**Challenge**
List each line of the data in which the string "Path" appears.

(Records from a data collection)
^^^^^^^^

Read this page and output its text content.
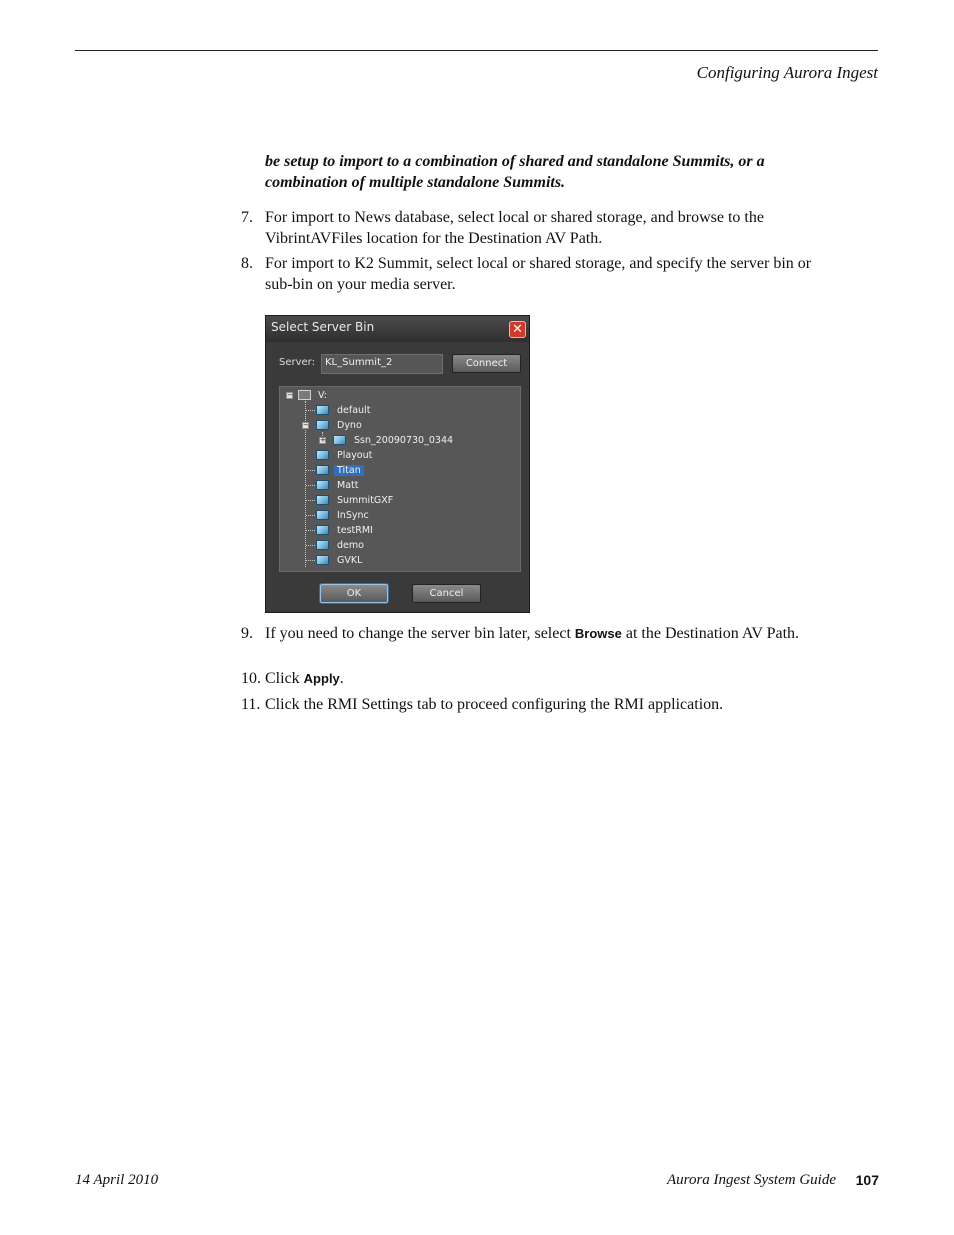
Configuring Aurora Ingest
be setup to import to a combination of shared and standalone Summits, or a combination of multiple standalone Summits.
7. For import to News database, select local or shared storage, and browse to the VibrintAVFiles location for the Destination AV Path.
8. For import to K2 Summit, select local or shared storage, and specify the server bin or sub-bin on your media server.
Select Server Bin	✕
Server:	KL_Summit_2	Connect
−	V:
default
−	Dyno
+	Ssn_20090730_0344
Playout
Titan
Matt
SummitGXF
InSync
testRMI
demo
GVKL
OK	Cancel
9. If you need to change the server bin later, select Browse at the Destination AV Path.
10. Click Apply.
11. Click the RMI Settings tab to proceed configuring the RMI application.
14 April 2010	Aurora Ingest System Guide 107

^^^^^^^^

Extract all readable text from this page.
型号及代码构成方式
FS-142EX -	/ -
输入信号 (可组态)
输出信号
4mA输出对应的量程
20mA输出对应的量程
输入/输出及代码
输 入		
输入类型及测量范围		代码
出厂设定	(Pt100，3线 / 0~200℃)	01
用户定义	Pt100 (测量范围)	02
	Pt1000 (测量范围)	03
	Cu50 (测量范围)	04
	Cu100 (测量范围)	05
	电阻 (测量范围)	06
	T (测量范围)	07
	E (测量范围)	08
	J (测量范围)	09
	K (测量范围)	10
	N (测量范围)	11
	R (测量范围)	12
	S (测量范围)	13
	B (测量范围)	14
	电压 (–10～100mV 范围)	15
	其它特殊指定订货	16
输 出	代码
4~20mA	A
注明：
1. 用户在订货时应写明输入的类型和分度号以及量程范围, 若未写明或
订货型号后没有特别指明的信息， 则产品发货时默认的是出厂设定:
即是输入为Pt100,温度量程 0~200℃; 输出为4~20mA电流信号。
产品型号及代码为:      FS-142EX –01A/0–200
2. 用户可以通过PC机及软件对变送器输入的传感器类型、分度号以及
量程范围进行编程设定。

^^^^^^^^

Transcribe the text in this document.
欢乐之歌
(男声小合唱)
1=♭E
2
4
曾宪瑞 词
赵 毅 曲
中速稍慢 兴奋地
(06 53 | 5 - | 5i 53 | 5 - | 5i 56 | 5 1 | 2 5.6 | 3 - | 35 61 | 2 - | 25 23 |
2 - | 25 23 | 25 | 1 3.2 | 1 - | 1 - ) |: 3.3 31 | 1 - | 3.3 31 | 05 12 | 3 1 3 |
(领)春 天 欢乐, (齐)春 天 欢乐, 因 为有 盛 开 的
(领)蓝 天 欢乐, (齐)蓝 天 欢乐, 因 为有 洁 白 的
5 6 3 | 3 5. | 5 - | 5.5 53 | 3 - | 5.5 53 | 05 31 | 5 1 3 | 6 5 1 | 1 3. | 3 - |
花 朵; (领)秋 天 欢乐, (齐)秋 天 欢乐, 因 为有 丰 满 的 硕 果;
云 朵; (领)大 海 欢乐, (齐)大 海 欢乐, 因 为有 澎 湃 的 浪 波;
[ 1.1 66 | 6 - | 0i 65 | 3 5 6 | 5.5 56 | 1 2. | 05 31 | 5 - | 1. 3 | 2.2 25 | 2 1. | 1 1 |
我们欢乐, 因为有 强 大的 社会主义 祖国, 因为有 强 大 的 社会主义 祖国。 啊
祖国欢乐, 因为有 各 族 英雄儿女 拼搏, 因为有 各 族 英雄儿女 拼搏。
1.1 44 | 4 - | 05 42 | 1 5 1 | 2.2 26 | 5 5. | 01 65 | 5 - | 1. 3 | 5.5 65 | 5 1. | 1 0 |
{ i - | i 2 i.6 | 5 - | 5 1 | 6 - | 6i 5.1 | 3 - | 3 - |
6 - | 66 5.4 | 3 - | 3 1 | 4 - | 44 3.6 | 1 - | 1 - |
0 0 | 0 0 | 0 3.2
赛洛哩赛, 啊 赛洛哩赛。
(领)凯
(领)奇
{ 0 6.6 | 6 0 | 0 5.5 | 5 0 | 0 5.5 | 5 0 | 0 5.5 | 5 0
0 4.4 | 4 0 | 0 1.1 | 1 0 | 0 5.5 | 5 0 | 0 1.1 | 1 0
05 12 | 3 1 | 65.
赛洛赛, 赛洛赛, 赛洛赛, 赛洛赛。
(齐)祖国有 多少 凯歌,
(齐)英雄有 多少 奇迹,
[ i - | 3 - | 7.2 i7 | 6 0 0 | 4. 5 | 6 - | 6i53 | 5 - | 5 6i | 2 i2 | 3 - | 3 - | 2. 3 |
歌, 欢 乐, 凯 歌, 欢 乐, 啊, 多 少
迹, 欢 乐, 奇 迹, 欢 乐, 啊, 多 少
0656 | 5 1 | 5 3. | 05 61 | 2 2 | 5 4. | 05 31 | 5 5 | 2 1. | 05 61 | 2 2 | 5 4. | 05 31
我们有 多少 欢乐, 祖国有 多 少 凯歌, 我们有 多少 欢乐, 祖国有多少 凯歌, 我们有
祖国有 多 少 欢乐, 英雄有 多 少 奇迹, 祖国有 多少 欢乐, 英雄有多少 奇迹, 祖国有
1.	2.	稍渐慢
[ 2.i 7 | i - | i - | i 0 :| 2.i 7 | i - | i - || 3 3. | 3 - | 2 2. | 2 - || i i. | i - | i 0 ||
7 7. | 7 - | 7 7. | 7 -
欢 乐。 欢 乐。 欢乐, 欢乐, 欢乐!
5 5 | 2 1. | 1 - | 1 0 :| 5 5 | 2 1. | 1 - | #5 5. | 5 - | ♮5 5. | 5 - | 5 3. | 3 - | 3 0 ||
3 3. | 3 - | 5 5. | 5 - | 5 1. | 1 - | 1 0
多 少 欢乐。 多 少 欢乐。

^^^^^^^^

**Result of this exercise**
7. For import to News database, select local or shared storage, and browse to the VibrintAVFiles location for the Destination AV Path.
9. If you need to change the server bin later, select Browse at the Destination AV Path.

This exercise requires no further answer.